Your goal |
Repeat the full listing, word for word.

+ + +

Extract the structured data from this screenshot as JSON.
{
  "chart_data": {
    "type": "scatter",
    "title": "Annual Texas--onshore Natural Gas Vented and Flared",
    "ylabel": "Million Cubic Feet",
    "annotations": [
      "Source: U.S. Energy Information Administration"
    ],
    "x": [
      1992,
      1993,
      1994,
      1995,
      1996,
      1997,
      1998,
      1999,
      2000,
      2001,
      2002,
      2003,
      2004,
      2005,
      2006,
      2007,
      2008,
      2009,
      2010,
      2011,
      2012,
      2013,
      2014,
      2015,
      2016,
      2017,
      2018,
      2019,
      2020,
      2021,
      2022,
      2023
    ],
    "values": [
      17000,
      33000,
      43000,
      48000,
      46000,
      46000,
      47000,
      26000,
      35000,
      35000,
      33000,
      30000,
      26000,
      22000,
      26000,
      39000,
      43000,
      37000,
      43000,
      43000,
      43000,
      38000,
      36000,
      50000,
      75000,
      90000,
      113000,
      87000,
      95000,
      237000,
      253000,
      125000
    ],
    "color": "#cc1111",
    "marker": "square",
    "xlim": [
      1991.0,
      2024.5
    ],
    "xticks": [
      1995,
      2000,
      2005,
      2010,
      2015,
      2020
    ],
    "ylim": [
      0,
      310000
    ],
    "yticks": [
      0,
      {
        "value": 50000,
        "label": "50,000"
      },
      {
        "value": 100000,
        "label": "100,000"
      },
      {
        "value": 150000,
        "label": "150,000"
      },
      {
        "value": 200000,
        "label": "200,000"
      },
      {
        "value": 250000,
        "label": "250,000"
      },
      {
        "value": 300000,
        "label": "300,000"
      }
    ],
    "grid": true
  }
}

+ + +

Full answer |
Extract the structured data from this screenshot as JSON.
{
  "chart_data": {
    "type": "scatter",
    "title": "Annual Texas--onshore Natural Gas Vented and Flared",
    "ylabel": "Million Cubic Feet",
    "annotations": [
      "Source: U.S. Energy Information Administration"
    ],
    "x": [
      1992,
      1993,
      1994,
      1995,
      1996,
      1997,
      1998,
      1999,
      2000,
      2001,
      2002,
      2003,
      2004,
      2005,
      2006,
      2007,
      2008,
      2009,
      2010,
      2011,
      2012,
      2013,
      2014,
      2015,
      2016,
      2017,
      2018,
      2019,
      2020,
      2021,
      2022,
      2023
    ],
    "values": [
      17000,
      33000,
      43000,
      48000,
      46000,
      46000,
      47000,
      26000,
      35000,
      35000,
      33000,
      30000,
      26000,
      22000,
      26000,
      39000,
      43000,
      37000,
      43000,
      43000,
      43000,
      38000,
      36000,
      50000,
      75000,
      90000,
      113000,
      87000,
      95000,
      237000,
      253000,
      125000
    ],
    "color": "#cc1111",
    "marker": "square",
    "xlim": [
      1991.0,
      2024.5
    ],
    "xticks": [
      1995,
      2000,
      2005,
      2010,
      2015,
      2020
    ],
    "ylim": [
      0,
      310000
    ],
    "yticks": [
      0,
      {
        "value": 50000,
        "label": "50,000"
      },
      {
        "value": 100000,
        "label": "100,000"
      },
      {
        "value": 150000,
        "label": "150,000"
      },
      {
        "value": 200000,
        "label": "200,000"
      },
      {
        "value": 250000,
        "label": "250,000"
      },
      {
        "value": 300000,
        "label": "300,000"
      }
    ],
    "grid": true
  }
}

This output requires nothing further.